### Problem description
Retype the part of the listing that opens with the line containing "bar-segment — [251, 339, 322, 388]" and closes with the line containing "value-label: 70 % — [407, 179, 443, 196]", both of those lines included.

### Source material
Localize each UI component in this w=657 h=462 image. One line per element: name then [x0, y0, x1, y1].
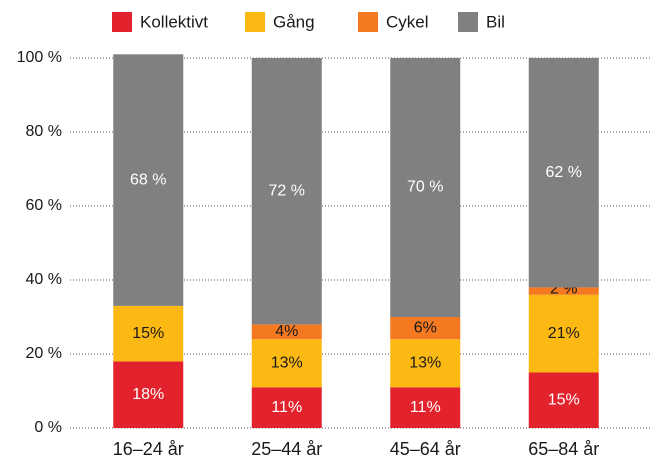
bar-segment — [251, 339, 322, 388]
x-tick-label: 45–64 år — [390, 439, 461, 459]
y-tick-label: 100 % — [17, 49, 62, 66]
y-tick-label: 0 % — [34, 419, 62, 436]
x-tick-label: 25–44 år — [251, 439, 322, 459]
x-tick-label: 16–24 år — [113, 439, 184, 459]
value-label: 6% — [414, 319, 437, 336]
legend-swatch — [458, 12, 478, 32]
bar-segment — [528, 294, 599, 373]
value-label: 70 % — [407, 179, 443, 196]
y-tick-label: 60 % — [26, 197, 62, 214]
value-label: 13% — [271, 354, 303, 371]
value-label: 15% — [132, 325, 164, 342]
value-label: 11% — [271, 399, 302, 416]
legend-swatch — [245, 12, 265, 32]
value-label: 62 % — [546, 164, 582, 181]
x-tick-label: 65–84 år — [528, 439, 599, 459]
bar-segment — [528, 372, 599, 428]
y-tick-label: 20 % — [26, 345, 62, 362]
bar-segment — [528, 287, 599, 295]
legend-label: Gång — [273, 12, 315, 31]
bar-segment — [113, 361, 184, 428]
value-label: 4% — [275, 323, 298, 340]
bar-segment — [251, 324, 322, 340]
legend-label: Bil — [486, 12, 505, 31]
legend-label: Kollektivt — [140, 12, 208, 31]
value-label: 18% — [132, 386, 164, 403]
y-tick-label: 80 % — [26, 123, 62, 140]
value-label: 72 % — [269, 182, 305, 199]
bar-segment — [390, 387, 461, 428]
bar-segment — [251, 58, 322, 325]
bar-segment — [528, 58, 599, 288]
bar-segment — [390, 339, 461, 388]
legend-swatch — [112, 12, 132, 32]
legend-label: Cykel — [386, 12, 429, 31]
bar-segment — [390, 317, 461, 340]
y-tick-label: 40 % — [26, 271, 62, 288]
legend-swatch — [358, 12, 378, 32]
value-label: 11% — [410, 399, 441, 416]
value-label: 15% — [548, 391, 580, 408]
bar-segment — [390, 58, 461, 317]
value-label: 68 % — [130, 171, 166, 188]
bar-segment — [251, 387, 322, 428]
value-label: 13% — [409, 354, 441, 371]
bar-segment — [113, 54, 184, 306]
value-label: 21% — [548, 325, 580, 342]
bar-segment — [113, 305, 184, 362]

### Exercise output
bar-segment — [251, 339, 322, 388]
x-tick-label: 45–64 år — [390, 439, 461, 459]
y-tick-label: 100 % — [17, 49, 62, 66]
y-tick-label: 0 % — [34, 419, 62, 436]
x-tick-label: 25–44 år — [251, 439, 322, 459]
x-tick-label: 16–24 år — [113, 439, 184, 459]
value-label: 6% — [414, 319, 437, 336]
legend-swatch — [458, 12, 478, 32]
bar-segment — [528, 294, 599, 373]
value-label: 70 % — [407, 179, 443, 196]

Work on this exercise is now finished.